::: Records for the exercise :::

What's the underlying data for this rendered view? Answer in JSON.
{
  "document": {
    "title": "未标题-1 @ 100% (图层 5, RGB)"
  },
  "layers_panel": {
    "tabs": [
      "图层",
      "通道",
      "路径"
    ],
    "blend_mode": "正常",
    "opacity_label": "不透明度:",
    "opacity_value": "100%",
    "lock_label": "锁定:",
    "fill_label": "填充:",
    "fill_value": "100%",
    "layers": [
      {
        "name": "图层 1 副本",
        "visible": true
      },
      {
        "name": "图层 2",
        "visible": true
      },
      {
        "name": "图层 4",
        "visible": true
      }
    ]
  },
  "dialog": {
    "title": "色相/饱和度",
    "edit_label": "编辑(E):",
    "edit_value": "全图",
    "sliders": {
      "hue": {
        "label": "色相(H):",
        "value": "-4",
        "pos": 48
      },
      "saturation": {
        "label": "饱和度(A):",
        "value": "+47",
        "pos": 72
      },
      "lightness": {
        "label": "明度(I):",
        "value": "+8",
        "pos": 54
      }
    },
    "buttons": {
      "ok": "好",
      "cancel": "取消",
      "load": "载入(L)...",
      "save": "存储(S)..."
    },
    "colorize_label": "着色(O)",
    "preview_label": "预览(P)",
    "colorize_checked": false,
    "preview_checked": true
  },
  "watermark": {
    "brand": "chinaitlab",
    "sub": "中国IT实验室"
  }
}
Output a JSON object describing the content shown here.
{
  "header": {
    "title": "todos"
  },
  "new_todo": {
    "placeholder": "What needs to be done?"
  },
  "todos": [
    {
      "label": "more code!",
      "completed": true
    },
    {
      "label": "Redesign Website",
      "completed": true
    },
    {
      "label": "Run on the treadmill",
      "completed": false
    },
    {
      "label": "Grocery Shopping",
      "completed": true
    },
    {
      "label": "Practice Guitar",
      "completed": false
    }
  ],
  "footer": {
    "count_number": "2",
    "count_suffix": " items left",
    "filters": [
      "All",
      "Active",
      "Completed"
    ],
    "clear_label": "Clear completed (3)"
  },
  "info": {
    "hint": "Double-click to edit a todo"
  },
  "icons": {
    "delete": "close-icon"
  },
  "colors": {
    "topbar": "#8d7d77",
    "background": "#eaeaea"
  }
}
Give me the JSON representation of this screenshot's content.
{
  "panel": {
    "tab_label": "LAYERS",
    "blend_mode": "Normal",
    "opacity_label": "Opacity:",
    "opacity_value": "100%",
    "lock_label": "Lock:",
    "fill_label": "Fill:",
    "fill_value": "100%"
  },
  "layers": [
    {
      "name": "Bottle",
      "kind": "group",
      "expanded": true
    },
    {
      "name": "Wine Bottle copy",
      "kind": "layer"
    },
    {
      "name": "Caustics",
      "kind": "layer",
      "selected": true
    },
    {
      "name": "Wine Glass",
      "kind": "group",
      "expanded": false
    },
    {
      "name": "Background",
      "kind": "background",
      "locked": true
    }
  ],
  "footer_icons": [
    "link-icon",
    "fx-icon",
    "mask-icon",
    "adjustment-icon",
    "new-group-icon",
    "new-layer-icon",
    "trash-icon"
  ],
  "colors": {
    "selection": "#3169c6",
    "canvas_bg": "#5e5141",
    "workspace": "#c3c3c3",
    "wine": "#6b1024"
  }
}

:::

*Given problem:* Could you reproduce every record above exactly as it appears?

*Final result:*
What's the underlying data for this rendered view? Answer in JSON.
{
  "document": {
    "title": "未标题-1 @ 100% (图层 5, RGB)"
  },
  "layers_panel": {
    "tabs": [
      "图层",
      "通道",
      "路径"
    ],
    "blend_mode": "正常",
    "opacity_label": "不透明度:",
    "opacity_value": "100%",
    "lock_label": "锁定:",
    "fill_label": "填充:",
    "fill_value": "100%",
    "layers": [
      {
        "name": "图层 1 副本",
        "visible": true
      },
      {
        "name": "图层 2",
        "visible": true
      },
      {
        "name": "图层 4",
        "visible": true
      }
    ]
  },
  "dialog": {
    "title": "色相/饱和度",
    "edit_label": "编辑(E):",
    "edit_value": "全图",
    "sliders": {
      "hue": {
        "label": "色相(H):",
        "value": "-4",
        "pos": 48
      },
      "saturation": {
        "label": "饱和度(A):",
        "value": "+47",
        "pos": 72
      },
      "lightness": {
        "label": "明度(I):",
        "value": "+8",
        "pos": 54
      }
    },
    "buttons": {
      "ok": "好",
      "cancel": "取消",
      "load": "载入(L)...",
      "save": "存储(S)..."
    },
    "colorize_label": "着色(O)",
    "preview_label": "预览(P)",
    "colorize_checked": false,
    "preview_checked": true
  },
  "watermark": {
    "brand": "chinaitlab",
    "sub": "中国IT实验室"
  }
}
Output a JSON object describing the content shown here.
{
  "header": {
    "title": "todos"
  },
  "new_todo": {
    "placeholder": "What needs to be done?"
  },
  "todos": [
    {
      "label": "more code!",
      "completed": true
    },
    {
      "label": "Redesign Website",
      "completed": true
    },
    {
      "label": "Run on the treadmill",
      "completed": false
    },
    {
      "label": "Grocery Shopping",
      "completed": true
    },
    {
      "label": "Practice Guitar",
      "completed": false
    }
  ],
  "footer": {
    "count_number": "2",
    "count_suffix": " items left",
    "filters": [
      "All",
      "Active",
      "Completed"
    ],
    "clear_label": "Clear completed (3)"
  },
  "info": {
    "hint": "Double-click to edit a todo"
  },
  "icons": {
    "delete": "close-icon"
  },
  "colors": {
    "topbar": "#8d7d77",
    "background": "#eaeaea"
  }
}
Give me the JSON representation of this screenshot's content.
{
  "panel": {
    "tab_label": "LAYERS",
    "blend_mode": "Normal",
    "opacity_label": "Opacity:",
    "opacity_value": "100%",
    "lock_label": "Lock:",
    "fill_label": "Fill:",
    "fill_value": "100%"
  },
  "layers": [
    {
      "name": "Bottle",
      "kind": "group",
      "expanded": true
    },
    {
      "name": "Wine Bottle copy",
      "kind": "layer"
    },
    {
      "name": "Caustics",
      "kind": "layer",
      "selected": true
    },
    {
      "name": "Wine Glass",
      "kind": "group",
      "expanded": false
    },
    {
      "name": "Background",
      "kind": "background",
      "locked": true
    }
  ],
  "footer_icons": [
    "link-icon",
    "fx-icon",
    "mask-icon",
    "adjustment-icon",
    "new-group-icon",
    "new-layer-icon",
    "trash-icon"
  ],
  "colors": {
    "selection": "#3169c6",
    "canvas_bg": "#5e5141",
    "workspace": "#c3c3c3",
    "wine": "#6b1024"
  }
}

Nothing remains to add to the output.